[Begin Supplied entries]
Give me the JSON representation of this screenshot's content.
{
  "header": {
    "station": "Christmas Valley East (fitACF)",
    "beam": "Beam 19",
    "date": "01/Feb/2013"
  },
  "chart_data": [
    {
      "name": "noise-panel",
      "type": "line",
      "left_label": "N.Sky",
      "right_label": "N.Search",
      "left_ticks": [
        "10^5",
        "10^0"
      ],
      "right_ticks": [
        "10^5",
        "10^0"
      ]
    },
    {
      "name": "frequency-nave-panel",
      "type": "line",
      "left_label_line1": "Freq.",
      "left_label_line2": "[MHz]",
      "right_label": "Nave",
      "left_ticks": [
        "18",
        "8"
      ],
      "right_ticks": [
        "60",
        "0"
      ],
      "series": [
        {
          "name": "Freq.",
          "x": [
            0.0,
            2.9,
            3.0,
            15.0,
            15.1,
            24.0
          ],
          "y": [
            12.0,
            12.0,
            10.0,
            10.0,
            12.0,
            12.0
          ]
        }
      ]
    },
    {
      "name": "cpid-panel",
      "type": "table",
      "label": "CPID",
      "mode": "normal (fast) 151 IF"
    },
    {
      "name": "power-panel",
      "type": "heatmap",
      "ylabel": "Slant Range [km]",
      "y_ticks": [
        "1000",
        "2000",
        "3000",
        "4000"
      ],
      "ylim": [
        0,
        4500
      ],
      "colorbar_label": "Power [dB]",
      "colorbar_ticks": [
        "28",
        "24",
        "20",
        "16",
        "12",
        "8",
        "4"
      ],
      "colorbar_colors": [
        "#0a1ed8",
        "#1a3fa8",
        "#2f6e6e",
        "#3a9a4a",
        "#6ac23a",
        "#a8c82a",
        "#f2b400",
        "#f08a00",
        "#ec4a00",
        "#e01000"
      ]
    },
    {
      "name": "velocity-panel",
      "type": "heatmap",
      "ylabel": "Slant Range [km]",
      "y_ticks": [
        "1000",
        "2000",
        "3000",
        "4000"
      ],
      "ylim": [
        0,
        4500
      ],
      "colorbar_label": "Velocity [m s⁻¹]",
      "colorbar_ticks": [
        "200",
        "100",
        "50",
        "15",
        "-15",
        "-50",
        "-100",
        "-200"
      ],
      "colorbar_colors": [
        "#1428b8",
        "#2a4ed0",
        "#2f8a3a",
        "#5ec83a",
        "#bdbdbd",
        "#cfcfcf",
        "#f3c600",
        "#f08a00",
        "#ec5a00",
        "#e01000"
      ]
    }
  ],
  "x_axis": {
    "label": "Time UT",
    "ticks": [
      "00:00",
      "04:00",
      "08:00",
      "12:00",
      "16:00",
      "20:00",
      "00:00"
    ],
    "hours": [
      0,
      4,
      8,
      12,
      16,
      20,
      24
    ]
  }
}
[End Supplied entries]
Your task is to reproduce all of the records exactly.

Exercise result:
Give me the JSON representation of this screenshot's content.
{
  "header": {
    "station": "Christmas Valley East (fitACF)",
    "beam": "Beam 19",
    "date": "01/Feb/2013"
  },
  "chart_data": [
    {
      "name": "noise-panel",
      "type": "line",
      "left_label": "N.Sky",
      "right_label": "N.Search",
      "left_ticks": [
        "10^5",
        "10^0"
      ],
      "right_ticks": [
        "10^5",
        "10^0"
      ]
    },
    {
      "name": "frequency-nave-panel",
      "type": "line",
      "left_label_line1": "Freq.",
      "left_label_line2": "[MHz]",
      "right_label": "Nave",
      "left_ticks": [
        "18",
        "8"
      ],
      "right_ticks": [
        "60",
        "0"
      ],
      "series": [
        {
          "name": "Freq.",
          "x": [
            0.0,
            2.9,
            3.0,
            15.0,
            15.1,
            24.0
          ],
          "y": [
            12.0,
            12.0,
            10.0,
            10.0,
            12.0,
            12.0
          ]
        }
      ]
    },
    {
      "name": "cpid-panel",
      "type": "table",
      "label": "CPID",
      "mode": "normal (fast) 151 IF"
    },
    {
      "name": "power-panel",
      "type": "heatmap",
      "ylabel": "Slant Range [km]",
      "y_ticks": [
        "1000",
        "2000",
        "3000",
        "4000"
      ],
      "ylim": [
        0,
        4500
      ],
      "colorbar_label": "Power [dB]",
      "colorbar_ticks": [
        "28",
        "24",
        "20",
        "16",
        "12",
        "8",
        "4"
      ],
      "colorbar_colors": [
        "#0a1ed8",
        "#1a3fa8",
        "#2f6e6e",
        "#3a9a4a",
        "#6ac23a",
        "#a8c82a",
        "#f2b400",
        "#f08a00",
        "#ec4a00",
        "#e01000"
      ]
    },
    {
      "name": "velocity-panel",
      "type": "heatmap",
      "ylabel": "Slant Range [km]",
      "y_ticks": [
        "1000",
        "2000",
        "3000",
        "4000"
      ],
      "ylim": [
        0,
        4500
      ],
      "colorbar_label": "Velocity [m s⁻¹]",
      "colorbar_ticks": [
        "200",
        "100",
        "50",
        "15",
        "-15",
        "-50",
        "-100",
        "-200"
      ],
      "colorbar_colors": [
        "#1428b8",
        "#2a4ed0",
        "#2f8a3a",
        "#5ec83a",
        "#bdbdbd",
        "#cfcfcf",
        "#f3c600",
        "#f08a00",
        "#ec5a00",
        "#e01000"
      ]
    }
  ],
  "x_axis": {
    "label": "Time UT",
    "ticks": [
      "00:00",
      "04:00",
      "08:00",
      "12:00",
      "16:00",
      "20:00",
      "00:00"
    ],
    "hours": [
      0,
      4,
      8,
      12,
      16,
      20,
      24
    ]
  }
}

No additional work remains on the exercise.